• **Exercise instructions**: All of the records listed below should be retyped exactly.

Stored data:
+++
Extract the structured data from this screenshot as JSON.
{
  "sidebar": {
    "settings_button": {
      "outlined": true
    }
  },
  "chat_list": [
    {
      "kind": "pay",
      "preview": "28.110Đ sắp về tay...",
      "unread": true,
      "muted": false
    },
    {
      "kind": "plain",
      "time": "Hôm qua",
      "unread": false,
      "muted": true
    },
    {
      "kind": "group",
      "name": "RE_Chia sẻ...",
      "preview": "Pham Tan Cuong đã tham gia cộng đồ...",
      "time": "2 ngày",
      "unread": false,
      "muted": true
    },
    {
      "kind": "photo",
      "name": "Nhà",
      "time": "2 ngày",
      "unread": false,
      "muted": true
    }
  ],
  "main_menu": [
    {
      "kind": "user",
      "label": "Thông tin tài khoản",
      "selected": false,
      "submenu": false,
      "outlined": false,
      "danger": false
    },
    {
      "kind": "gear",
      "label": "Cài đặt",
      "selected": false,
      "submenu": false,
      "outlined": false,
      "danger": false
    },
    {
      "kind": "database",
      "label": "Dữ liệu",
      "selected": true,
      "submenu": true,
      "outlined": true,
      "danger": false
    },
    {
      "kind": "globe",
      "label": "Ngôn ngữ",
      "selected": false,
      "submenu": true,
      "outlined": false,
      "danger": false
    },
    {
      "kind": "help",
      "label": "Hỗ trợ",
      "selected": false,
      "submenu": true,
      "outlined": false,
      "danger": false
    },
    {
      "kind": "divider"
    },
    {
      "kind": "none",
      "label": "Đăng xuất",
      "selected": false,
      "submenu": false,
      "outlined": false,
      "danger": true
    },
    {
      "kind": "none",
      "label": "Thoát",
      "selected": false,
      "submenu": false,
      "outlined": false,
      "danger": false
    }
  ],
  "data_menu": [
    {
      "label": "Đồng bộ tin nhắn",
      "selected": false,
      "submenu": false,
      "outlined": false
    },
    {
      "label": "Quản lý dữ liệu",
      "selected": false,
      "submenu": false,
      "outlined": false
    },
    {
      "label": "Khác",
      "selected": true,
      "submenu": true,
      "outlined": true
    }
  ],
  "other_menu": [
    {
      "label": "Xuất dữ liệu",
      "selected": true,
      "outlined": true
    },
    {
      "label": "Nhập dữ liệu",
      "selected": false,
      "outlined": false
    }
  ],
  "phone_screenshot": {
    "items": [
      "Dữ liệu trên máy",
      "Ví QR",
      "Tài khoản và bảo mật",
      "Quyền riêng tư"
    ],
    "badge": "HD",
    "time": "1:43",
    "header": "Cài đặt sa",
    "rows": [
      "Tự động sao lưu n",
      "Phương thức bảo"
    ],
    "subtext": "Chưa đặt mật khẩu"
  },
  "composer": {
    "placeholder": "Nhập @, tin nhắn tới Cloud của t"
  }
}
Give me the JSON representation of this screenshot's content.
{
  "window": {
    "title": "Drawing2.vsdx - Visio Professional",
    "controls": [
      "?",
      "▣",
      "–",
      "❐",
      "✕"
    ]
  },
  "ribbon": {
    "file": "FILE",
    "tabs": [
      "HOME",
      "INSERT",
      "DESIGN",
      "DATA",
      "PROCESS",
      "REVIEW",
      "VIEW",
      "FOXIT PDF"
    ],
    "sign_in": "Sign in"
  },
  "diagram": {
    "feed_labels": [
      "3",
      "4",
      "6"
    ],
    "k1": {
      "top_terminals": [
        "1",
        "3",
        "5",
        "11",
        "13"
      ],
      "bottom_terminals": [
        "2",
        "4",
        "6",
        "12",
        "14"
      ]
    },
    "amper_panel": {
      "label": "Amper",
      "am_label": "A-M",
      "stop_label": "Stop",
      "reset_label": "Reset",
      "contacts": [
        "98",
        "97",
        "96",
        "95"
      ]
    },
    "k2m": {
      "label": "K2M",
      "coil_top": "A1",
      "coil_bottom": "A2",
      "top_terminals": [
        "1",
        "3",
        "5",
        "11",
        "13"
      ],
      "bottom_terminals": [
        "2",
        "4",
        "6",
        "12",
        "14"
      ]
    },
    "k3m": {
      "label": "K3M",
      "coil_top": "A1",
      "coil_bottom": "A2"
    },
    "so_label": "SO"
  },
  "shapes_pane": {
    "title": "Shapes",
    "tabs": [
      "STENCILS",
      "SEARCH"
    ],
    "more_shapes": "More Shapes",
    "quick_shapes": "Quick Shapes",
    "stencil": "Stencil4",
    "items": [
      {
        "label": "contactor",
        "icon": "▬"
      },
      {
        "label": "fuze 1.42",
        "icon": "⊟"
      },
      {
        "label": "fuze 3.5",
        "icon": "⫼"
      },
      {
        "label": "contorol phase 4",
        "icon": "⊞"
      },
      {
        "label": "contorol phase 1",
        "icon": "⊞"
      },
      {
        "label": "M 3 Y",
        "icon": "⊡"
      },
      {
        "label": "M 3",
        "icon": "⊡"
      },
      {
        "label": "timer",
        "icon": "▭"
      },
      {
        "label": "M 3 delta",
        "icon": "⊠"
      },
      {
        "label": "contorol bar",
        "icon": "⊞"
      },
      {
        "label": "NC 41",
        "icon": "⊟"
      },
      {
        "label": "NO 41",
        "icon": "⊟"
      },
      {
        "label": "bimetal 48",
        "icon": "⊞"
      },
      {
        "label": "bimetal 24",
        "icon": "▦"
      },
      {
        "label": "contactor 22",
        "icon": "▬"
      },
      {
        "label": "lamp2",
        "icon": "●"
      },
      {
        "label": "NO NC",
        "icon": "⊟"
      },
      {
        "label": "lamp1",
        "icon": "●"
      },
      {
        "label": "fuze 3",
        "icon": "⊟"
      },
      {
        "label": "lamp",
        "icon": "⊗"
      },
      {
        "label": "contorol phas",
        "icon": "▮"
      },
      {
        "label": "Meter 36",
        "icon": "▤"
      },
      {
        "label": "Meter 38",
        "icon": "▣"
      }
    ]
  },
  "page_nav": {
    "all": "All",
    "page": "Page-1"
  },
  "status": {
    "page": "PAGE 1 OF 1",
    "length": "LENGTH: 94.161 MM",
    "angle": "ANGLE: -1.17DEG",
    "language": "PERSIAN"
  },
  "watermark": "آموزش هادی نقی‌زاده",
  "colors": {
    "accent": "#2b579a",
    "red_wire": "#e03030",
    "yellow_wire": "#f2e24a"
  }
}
+++
• **Exercise answer**:
Extract the structured data from this screenshot as JSON.
{
  "sidebar": {
    "settings_button": {
      "outlined": true
    }
  },
  "chat_list": [
    {
      "kind": "pay",
      "preview": "28.110Đ sắp về tay...",
      "unread": true,
      "muted": false
    },
    {
      "kind": "plain",
      "time": "Hôm qua",
      "unread": false,
      "muted": true
    },
    {
      "kind": "group",
      "name": "RE_Chia sẻ...",
      "preview": "Pham Tan Cuong đã tham gia cộng đồ...",
      "time": "2 ngày",
      "unread": false,
      "muted": true
    },
    {
      "kind": "photo",
      "name": "Nhà",
      "time": "2 ngày",
      "unread": false,
      "muted": true
    }
  ],
  "main_menu": [
    {
      "kind": "user",
      "label": "Thông tin tài khoản",
      "selected": false,
      "submenu": false,
      "outlined": false,
      "danger": false
    },
    {
      "kind": "gear",
      "label": "Cài đặt",
      "selected": false,
      "submenu": false,
      "outlined": false,
      "danger": false
    },
    {
      "kind": "database",
      "label": "Dữ liệu",
      "selected": true,
      "submenu": true,
      "outlined": true,
      "danger": false
    },
    {
      "kind": "globe",
      "label": "Ngôn ngữ",
      "selected": false,
      "submenu": true,
      "outlined": false,
      "danger": false
    },
    {
      "kind": "help",
      "label": "Hỗ trợ",
      "selected": false,
      "submenu": true,
      "outlined": false,
      "danger": false
    },
    {
      "kind": "divider"
    },
    {
      "kind": "none",
      "label": "Đăng xuất",
      "selected": false,
      "submenu": false,
      "outlined": false,
      "danger": true
    },
    {
      "kind": "none",
      "label": "Thoát",
      "selected": false,
      "submenu": false,
      "outlined": false,
      "danger": false
    }
  ],
  "data_menu": [
    {
      "label": "Đồng bộ tin nhắn",
      "selected": false,
      "submenu": false,
      "outlined": false
    },
    {
      "label": "Quản lý dữ liệu",
      "selected": false,
      "submenu": false,
      "outlined": false
    },
    {
      "label": "Khác",
      "selected": true,
      "submenu": true,
      "outlined": true
    }
  ],
  "other_menu": [
    {
      "label": "Xuất dữ liệu",
      "selected": true,
      "outlined": true
    },
    {
      "label": "Nhập dữ liệu",
      "selected": false,
      "outlined": false
    }
  ],
  "phone_screenshot": {
    "items": [
      "Dữ liệu trên máy",
      "Ví QR",
      "Tài khoản và bảo mật",
      "Quyền riêng tư"
    ],
    "badge": "HD",
    "time": "1:43",
    "header": "Cài đặt sa",
    "rows": [
      "Tự động sao lưu n",
      "Phương thức bảo"
    ],
    "subtext": "Chưa đặt mật khẩu"
  },
  "composer": {
    "placeholder": "Nhập @, tin nhắn tới Cloud của t"
  }
}
Give me the JSON representation of this screenshot's content.
{
  "window": {
    "title": "Drawing2.vsdx - Visio Professional",
    "controls": [
      "?",
      "▣",
      "–",
      "❐",
      "✕"
    ]
  },
  "ribbon": {
    "file": "FILE",
    "tabs": [
      "HOME",
      "INSERT",
      "DESIGN",
      "DATA",
      "PROCESS",
      "REVIEW",
      "VIEW",
      "FOXIT PDF"
    ],
    "sign_in": "Sign in"
  },
  "diagram": {
    "feed_labels": [
      "3",
      "4",
      "6"
    ],
    "k1": {
      "top_terminals": [
        "1",
        "3",
        "5",
        "11",
        "13"
      ],
      "bottom_terminals": [
        "2",
        "4",
        "6",
        "12",
        "14"
      ]
    },
    "amper_panel": {
      "label": "Amper",
      "am_label": "A-M",
      "stop_label": "Stop",
      "reset_label": "Reset",
      "contacts": [
        "98",
        "97",
        "96",
        "95"
      ]
    },
    "k2m": {
      "label": "K2M",
      "coil_top": "A1",
      "coil_bottom": "A2",
      "top_terminals": [
        "1",
        "3",
        "5",
        "11",
        "13"
      ],
      "bottom_terminals": [
        "2",
        "4",
        "6",
        "12",
        "14"
      ]
    },
    "k3m": {
      "label": "K3M",
      "coil_top": "A1",
      "coil_bottom": "A2"
    },
    "so_label": "SO"
  },
  "shapes_pane": {
    "title": "Shapes",
    "tabs": [
      "STENCILS",
      "SEARCH"
    ],
    "more_shapes": "More Shapes",
    "quick_shapes": "Quick Shapes",
    "stencil": "Stencil4",
    "items": [
      {
        "label": "contactor",
        "icon": "▬"
      },
      {
        "label": "fuze 1.42",
        "icon": "⊟"
      },
      {
        "label": "fuze 3.5",
        "icon": "⫼"
      },
      {
        "label": "contorol phase 4",
        "icon": "⊞"
      },
      {
        "label": "contorol phase 1",
        "icon": "⊞"
      },
      {
        "label": "M 3 Y",
        "icon": "⊡"
      },
      {
        "label": "M 3",
        "icon": "⊡"
      },
      {
        "label": "timer",
        "icon": "▭"
      },
      {
        "label": "M 3 delta",
        "icon": "⊠"
      },
      {
        "label": "contorol bar",
        "icon": "⊞"
      },
      {
        "label": "NC 41",
        "icon": "⊟"
      },
      {
        "label": "NO 41",
        "icon": "⊟"
      },
      {
        "label": "bimetal 48",
        "icon": "⊞"
      },
      {
        "label": "bimetal 24",
        "icon": "▦"
      },
      {
        "label": "contactor 22",
        "icon": "▬"
      },
      {
        "label": "lamp2",
        "icon": "●"
      },
      {
        "label": "NO NC",
        "icon": "⊟"
      },
      {
        "label": "lamp1",
        "icon": "●"
      },
      {
        "label": "fuze 3",
        "icon": "⊟"
      },
      {
        "label": "lamp",
        "icon": "⊗"
      },
      {
        "label": "contorol phas",
        "icon": "▮"
      },
      {
        "label": "Meter 36",
        "icon": "▤"
      },
      {
        "label": "Meter 38",
        "icon": "▣"
      }
    ]
  },
  "page_nav": {
    "all": "All",
    "page": "Page-1"
  },
  "status": {
    "page": "PAGE 1 OF 1",
    "length": "LENGTH: 94.161 MM",
    "angle": "ANGLE: -1.17DEG",
    "language": "PERSIAN"
  },
  "watermark": "آموزش هادی نقی‌زاده",
  "colors": {
    "accent": "#2b579a",
    "red_wire": "#e03030",
    "yellow_wire": "#f2e24a"
  }
}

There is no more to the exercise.